> **Goal of the exercise**
Look below and pull out each line with the word "this".

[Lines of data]

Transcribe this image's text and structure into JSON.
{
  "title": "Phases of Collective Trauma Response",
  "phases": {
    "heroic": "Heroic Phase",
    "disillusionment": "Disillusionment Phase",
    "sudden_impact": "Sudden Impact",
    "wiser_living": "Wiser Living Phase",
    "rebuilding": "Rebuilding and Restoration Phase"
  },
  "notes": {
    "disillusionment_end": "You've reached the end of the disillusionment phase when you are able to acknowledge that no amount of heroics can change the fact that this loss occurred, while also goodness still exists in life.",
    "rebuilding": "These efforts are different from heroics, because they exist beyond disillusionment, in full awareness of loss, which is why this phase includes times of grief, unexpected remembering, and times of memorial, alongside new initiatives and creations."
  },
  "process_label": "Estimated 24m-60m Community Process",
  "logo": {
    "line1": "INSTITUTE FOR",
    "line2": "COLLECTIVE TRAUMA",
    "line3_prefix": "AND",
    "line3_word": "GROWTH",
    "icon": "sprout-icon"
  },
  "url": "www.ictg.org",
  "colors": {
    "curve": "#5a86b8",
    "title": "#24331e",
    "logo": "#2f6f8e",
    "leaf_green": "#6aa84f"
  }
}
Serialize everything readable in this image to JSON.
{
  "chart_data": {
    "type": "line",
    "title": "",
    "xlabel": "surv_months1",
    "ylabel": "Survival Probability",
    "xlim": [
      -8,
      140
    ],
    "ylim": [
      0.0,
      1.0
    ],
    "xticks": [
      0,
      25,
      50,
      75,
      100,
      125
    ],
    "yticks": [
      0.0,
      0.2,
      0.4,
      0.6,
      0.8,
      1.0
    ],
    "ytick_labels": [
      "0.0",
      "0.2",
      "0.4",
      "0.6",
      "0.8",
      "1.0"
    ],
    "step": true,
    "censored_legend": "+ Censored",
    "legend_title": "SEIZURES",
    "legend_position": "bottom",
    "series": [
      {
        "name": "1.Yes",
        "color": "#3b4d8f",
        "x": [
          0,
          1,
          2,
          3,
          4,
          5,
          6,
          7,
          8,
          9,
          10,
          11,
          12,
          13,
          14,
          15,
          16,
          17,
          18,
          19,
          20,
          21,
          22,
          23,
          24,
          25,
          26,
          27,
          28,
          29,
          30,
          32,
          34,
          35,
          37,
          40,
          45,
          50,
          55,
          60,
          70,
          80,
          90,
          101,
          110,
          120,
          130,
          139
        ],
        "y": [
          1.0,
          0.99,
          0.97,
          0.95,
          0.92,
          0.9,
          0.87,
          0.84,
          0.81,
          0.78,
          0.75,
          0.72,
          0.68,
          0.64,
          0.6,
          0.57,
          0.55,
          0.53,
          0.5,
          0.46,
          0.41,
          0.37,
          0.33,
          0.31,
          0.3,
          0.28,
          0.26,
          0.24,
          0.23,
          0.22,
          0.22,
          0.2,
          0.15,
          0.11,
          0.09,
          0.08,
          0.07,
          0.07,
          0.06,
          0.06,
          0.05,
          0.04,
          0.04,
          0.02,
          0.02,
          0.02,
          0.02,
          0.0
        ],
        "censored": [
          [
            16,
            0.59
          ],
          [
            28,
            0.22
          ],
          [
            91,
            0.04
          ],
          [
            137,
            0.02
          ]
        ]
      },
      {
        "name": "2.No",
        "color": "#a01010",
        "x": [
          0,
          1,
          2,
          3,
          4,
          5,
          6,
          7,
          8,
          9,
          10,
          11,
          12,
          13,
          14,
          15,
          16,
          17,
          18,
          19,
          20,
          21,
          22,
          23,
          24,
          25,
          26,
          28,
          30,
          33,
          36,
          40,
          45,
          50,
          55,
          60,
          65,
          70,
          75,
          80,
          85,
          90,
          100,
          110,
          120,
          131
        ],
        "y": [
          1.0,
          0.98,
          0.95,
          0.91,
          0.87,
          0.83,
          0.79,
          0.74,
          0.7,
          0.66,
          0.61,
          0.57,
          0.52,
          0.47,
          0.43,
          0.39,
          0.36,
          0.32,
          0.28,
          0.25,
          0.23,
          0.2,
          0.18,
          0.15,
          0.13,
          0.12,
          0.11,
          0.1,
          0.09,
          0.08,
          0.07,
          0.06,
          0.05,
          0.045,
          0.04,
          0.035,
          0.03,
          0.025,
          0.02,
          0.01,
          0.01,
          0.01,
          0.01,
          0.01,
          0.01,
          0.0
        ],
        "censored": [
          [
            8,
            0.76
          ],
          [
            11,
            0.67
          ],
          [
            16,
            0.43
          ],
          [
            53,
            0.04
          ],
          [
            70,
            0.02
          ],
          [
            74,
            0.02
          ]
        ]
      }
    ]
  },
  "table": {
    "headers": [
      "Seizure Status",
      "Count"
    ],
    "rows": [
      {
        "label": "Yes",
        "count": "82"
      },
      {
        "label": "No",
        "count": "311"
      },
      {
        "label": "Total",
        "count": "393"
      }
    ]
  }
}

> **Reply**
Transcribe this image's text and structure into JSON.
    "disillusionment_end": "You've reached the end of the disillusionment phase when you are able to acknowledge that no amount of heroics can change the fact that this loss occurred, while also goodness still exists in life.",
    "rebuilding": "These efforts are different from heroics, because they exist beyond disillusionment, in full awareness of loss, which is why this phase includes times of grief, unexpected remembering, and times of memorial, alongside new initiatives and creations."
Serialize everything readable in this image to JSON.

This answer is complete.